Room #769 was observed with infection control nurse, Staff N. The outer rim and the frame of the shower door had white stains on them. Ceiling tile above the head of the bed was observed stained with small brown stains and lose in a coner, hanging about 1 inch from the ceiling. Head light above the patient's head of the bed noted to have dust. The privacy curtain was observed to have a blue sticky subartance on it. Wall across from the bathroom had a dry wall exposed in multiple places. Sharps container was noted to be full. Staff N confirmed the findings.
Policy titled, "Standard Precautions", dated, April 2023, was reviewed and revealed:
M. Housekeeping Issues:
1. The hospital cleaner/germicide used for cleaning surfaces and terminal cleaning of
rooms is effective for cleaning of rooms and is effective for cleaning items which
were in contact with patients, such as beds, stretchers, wheelchairs, etc. All surfaces
must remain in contact with solution for time suggested by manufacturer guidelines.

▬▬▬▬▬▬

Assignment 1:
Output the part of the inspection text starting at "Room #769 was" and ending at "confirmed the findings.".
Assignment 2:
Answer these questions using the inspection text:
(a) Who was present when the room was observed?
(b) What was noted about the sharps container?
(c) What date does the reviewed policy carry?
Rely on the inspection text alone for your answers.

Stored data entries
▬▬▬▬▬▬

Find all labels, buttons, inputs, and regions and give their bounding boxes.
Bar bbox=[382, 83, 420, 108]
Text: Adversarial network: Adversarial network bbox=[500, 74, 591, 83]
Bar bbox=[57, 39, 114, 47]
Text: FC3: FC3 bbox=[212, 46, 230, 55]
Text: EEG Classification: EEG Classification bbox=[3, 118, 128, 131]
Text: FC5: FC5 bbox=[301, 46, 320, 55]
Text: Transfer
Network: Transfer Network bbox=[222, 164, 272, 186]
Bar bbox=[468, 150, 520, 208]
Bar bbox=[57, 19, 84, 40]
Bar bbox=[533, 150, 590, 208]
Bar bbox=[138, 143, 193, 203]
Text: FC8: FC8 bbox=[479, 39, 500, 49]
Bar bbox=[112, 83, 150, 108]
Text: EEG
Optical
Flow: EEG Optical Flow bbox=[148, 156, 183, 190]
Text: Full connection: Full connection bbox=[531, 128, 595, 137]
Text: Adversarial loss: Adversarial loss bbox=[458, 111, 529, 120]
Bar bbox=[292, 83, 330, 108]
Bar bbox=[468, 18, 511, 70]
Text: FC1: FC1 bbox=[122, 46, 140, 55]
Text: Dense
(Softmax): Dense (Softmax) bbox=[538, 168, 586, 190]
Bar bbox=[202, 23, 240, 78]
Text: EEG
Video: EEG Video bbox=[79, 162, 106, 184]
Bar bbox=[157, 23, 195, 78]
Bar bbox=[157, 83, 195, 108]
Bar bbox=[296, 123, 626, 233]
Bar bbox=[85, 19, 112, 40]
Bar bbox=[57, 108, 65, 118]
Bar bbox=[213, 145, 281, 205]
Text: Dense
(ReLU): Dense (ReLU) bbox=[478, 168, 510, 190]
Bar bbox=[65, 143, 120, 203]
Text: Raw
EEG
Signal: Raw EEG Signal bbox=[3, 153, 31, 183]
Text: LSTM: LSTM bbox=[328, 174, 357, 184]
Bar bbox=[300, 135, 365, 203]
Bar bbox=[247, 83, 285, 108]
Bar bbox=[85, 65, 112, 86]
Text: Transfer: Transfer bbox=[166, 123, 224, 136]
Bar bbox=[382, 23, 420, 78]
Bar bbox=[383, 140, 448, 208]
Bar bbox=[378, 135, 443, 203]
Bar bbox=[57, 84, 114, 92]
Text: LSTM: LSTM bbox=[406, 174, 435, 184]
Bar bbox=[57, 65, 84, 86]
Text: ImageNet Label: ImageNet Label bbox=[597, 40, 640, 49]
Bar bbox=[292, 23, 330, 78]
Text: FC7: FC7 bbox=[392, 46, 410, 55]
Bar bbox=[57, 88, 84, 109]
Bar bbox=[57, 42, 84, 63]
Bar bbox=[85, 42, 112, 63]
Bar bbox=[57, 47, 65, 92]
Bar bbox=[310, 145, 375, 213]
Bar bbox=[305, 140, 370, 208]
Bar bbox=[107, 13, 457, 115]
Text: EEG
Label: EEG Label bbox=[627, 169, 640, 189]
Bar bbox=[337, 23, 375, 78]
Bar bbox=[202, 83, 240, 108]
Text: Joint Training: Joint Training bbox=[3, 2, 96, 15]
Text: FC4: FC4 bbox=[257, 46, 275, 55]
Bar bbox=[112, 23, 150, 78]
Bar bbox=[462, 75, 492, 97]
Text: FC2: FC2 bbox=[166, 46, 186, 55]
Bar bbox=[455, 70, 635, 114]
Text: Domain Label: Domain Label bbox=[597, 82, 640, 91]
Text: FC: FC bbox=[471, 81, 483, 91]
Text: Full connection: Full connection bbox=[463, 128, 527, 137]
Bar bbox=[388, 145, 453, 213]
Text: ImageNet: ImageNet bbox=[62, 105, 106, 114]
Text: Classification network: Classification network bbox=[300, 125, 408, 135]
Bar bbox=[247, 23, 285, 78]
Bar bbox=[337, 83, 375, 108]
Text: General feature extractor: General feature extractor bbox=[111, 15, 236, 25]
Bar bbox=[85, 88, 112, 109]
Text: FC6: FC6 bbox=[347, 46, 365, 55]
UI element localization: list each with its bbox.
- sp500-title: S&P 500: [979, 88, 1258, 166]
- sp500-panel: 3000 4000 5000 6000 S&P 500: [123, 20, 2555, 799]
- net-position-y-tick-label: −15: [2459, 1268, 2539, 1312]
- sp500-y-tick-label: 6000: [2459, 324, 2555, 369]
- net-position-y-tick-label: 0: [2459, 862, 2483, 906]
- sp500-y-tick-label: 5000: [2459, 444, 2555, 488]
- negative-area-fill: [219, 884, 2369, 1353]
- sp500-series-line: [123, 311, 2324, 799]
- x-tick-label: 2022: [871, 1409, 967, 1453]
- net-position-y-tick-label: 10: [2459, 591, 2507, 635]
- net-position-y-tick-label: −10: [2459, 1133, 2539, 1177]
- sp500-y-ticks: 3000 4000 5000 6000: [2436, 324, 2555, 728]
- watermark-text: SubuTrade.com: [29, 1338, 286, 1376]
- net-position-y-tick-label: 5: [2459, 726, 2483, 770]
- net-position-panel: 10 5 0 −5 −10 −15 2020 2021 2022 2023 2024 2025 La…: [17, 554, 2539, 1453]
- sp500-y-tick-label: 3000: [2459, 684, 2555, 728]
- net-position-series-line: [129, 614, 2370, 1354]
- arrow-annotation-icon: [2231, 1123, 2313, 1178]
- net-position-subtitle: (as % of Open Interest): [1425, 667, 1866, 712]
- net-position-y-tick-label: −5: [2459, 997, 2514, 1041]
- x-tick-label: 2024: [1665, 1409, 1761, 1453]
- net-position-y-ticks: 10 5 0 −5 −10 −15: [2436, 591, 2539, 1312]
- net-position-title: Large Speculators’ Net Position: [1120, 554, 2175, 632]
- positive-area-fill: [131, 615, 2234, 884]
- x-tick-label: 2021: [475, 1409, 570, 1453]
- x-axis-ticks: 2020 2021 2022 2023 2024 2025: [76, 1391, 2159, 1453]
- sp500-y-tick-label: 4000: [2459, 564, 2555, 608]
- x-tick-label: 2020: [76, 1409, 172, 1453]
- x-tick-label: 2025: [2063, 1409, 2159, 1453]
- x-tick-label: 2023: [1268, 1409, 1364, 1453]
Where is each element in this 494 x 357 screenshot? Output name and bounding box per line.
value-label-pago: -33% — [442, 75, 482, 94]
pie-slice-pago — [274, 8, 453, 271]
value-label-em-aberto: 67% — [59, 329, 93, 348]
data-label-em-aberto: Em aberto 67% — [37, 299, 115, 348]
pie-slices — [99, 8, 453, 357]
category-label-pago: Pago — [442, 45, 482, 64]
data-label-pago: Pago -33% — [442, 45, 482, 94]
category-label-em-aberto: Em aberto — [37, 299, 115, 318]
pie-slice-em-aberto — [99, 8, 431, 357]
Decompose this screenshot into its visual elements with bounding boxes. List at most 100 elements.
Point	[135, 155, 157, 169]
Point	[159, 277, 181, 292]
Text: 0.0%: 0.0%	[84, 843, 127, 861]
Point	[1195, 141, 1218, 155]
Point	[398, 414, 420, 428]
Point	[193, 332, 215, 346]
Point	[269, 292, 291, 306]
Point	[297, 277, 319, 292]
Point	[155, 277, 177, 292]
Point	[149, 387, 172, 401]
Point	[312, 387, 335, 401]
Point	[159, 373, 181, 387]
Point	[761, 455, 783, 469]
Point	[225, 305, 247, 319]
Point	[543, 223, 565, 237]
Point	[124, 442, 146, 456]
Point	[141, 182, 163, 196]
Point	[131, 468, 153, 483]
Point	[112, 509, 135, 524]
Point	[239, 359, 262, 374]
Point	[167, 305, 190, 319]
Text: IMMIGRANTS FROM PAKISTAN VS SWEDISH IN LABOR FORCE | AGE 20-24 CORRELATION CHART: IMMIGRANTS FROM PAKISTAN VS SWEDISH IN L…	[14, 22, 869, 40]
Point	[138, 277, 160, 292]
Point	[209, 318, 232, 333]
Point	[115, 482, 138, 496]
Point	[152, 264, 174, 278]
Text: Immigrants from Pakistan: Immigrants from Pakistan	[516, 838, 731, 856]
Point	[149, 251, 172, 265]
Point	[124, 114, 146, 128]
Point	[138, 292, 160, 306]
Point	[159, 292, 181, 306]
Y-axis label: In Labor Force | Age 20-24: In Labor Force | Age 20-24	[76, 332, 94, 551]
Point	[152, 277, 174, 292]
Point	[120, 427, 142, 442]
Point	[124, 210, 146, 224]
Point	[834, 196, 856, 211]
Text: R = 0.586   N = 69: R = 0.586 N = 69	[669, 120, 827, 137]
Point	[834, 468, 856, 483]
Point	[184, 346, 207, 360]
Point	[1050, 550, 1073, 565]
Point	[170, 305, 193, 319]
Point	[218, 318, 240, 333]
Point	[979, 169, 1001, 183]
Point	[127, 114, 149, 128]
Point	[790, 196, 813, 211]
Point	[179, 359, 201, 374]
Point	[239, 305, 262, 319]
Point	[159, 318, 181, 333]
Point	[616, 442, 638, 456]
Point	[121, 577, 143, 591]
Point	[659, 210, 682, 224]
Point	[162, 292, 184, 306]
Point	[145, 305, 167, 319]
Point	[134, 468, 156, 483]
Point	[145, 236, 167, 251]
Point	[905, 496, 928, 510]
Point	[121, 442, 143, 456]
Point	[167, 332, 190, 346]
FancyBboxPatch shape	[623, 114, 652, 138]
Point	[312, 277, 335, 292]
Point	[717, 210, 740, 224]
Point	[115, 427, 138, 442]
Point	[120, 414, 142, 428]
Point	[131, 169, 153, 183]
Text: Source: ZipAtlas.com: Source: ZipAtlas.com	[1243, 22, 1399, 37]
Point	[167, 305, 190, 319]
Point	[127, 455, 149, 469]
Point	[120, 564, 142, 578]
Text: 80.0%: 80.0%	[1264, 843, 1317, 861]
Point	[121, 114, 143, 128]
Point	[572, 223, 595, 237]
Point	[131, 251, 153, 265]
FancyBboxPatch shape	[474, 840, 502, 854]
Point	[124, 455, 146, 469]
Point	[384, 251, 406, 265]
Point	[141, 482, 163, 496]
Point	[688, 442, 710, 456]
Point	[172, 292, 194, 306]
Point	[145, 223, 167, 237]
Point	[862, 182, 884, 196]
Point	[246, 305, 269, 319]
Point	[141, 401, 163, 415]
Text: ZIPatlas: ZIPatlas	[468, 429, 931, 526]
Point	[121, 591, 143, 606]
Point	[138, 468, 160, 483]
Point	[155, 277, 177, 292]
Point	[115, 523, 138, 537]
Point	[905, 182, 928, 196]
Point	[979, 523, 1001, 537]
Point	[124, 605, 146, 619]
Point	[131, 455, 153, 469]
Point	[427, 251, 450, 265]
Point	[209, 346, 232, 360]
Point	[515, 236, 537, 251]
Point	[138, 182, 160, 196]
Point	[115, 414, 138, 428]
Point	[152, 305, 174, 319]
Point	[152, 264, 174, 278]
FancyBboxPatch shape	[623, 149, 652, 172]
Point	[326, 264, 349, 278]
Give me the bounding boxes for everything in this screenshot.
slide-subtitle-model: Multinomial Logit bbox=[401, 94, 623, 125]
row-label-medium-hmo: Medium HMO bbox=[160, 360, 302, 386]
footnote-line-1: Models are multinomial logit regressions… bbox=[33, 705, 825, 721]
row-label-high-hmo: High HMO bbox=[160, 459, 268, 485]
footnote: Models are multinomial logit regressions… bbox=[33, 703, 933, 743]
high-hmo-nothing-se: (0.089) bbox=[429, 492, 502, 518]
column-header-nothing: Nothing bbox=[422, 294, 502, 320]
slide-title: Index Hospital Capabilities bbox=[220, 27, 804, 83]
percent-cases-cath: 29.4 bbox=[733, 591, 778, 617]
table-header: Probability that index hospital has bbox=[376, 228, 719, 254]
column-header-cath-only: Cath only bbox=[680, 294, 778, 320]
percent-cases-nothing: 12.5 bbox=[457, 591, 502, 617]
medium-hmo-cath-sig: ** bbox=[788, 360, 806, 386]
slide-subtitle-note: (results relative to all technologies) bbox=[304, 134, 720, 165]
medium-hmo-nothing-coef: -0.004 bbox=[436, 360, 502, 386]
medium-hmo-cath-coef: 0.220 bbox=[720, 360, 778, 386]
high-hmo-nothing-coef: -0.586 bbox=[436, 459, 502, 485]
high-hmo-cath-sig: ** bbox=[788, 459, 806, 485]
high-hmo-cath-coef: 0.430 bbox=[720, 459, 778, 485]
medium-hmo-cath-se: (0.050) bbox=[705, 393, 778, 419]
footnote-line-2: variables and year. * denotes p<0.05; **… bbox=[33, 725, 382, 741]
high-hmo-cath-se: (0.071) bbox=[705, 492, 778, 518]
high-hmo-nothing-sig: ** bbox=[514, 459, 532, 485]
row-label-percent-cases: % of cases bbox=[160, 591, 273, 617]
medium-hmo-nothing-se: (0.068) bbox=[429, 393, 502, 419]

▬▬▬▬▬▬

Written solution 1:
Room #769 was observed with infection control nurse, Staff N. The outer rim and the frame of the shower door had white stains on them. Ceiling tile above the head of the bed was observed stained with small brown stains and lose in a coner, hanging about 1 inch from the ceiling. Head light above the patient's head of the bed noted to have dust. The privacy curtain was observed to have a blue sticky subartance on it. Wall across from the bathroom had a dry wall exposed in multiple places. Sharps container was noted to be full. Staff N confirmed the findings.

Written solution 2:
(a) Infection control nurse Staff N
(b) It was full.
(c) April 2023